● 书面任务:
(A) 关于分布式存储故障处理的原文中,新的主用OSD是从哪里选出的?
(B) 请接着关于分布式存储故障处理的原文最后一句往下续写。
───── 原文摘录
本申请涉及一种分布式存储技术,揭露了一种故障处理方法、装置、分布式存储系统和计算机可读存储介质。本申请实时或定时侦测故障的主用OSD;当侦测到一故障的主用OSD时,根据预先确定的对象数据与PG之间的映射关系,确定故障的主用OSD中存储的各个对象数据对应的PG,并将确定的各个PG作为故障PG;将所有故障PG对应的所有对象数据的副本配置量从第一预设数量减少为第二预设数量;从备用OSD组中选择一个备用OSD作为新的主用OSD,用新的主用OSD置换故障的主用OSD,并将所有故障PG对应的所有对象数据的副本配置量从第二预设数量增加为第一预设数量。相较于现有技术,本申请在OSD故障处理过程中,减少了OSD之间的数据迁移量。

Description

故障处理方法、装置、分布式存储系统和存储介质
优先权申明
本申请基于巴黎公约申明享有2018年11月28日递交的申请号为CN201811433003.9、名称为“故障处理方法、装置、分布式存储系统和计算机可读存储介质”中国专利申请的优先权,该中国专利申请的整体内容以参考的方式结合在本申请中。
──────────
───── 数据摘录
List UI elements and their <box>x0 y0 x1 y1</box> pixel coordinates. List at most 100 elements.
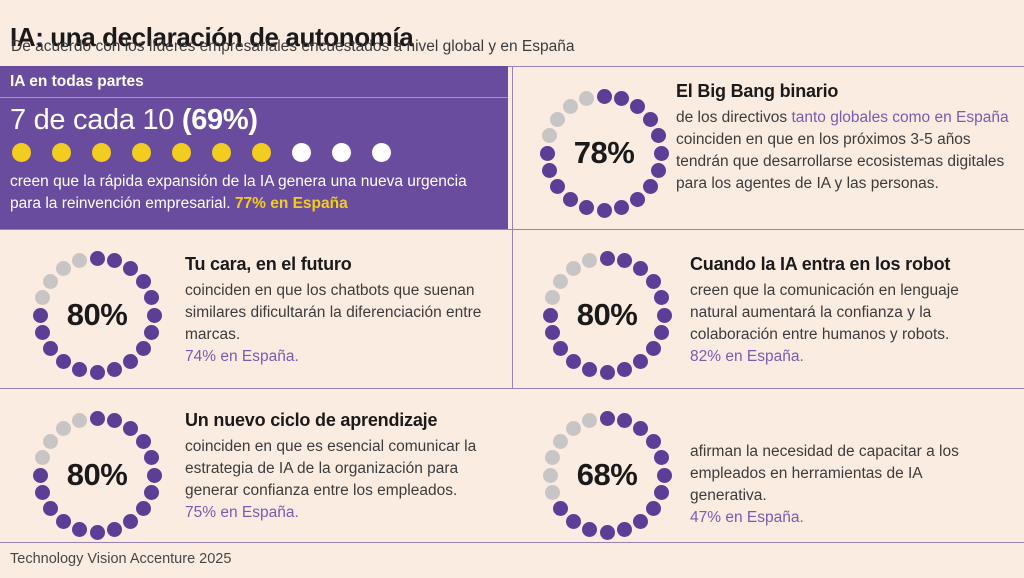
──────────
● 答案列表:
(A) 从备用OSD组中选择一个备用OSD作为新的主用OSD。

(B)
技术领域
本申请涉及分布式存储技术领域,特别涉及一种故障处理方法、装置、分布式存储系统和计算机可读存储介质。
背景技术
CEPH分布式文件系统是一种容量大、性能高、可靠性强的分布式存储系统。CEPH的核心组件是OSD(Object Storage Device,对象存储设备),OSD管理一块独立的硬盘,并提供对象存储(Object-based Storage)的读写访问接口。CEPH集群由很多独立的OSD构成,OSD数量可以动态的增删。CEPH客户端通过CRUSH算法将对象数据(Object)分发到不同OSD上进行存储。其中,CRUSH是一种伪随机分布算法,该算法先将对象数据通过哈希值(HASH)归属到一个归置组(Placement Group,PG)中,然后计算该PG存放的OSD,由此,归属于同一个PG的对象数据存放到该PG对应的目标OSD中。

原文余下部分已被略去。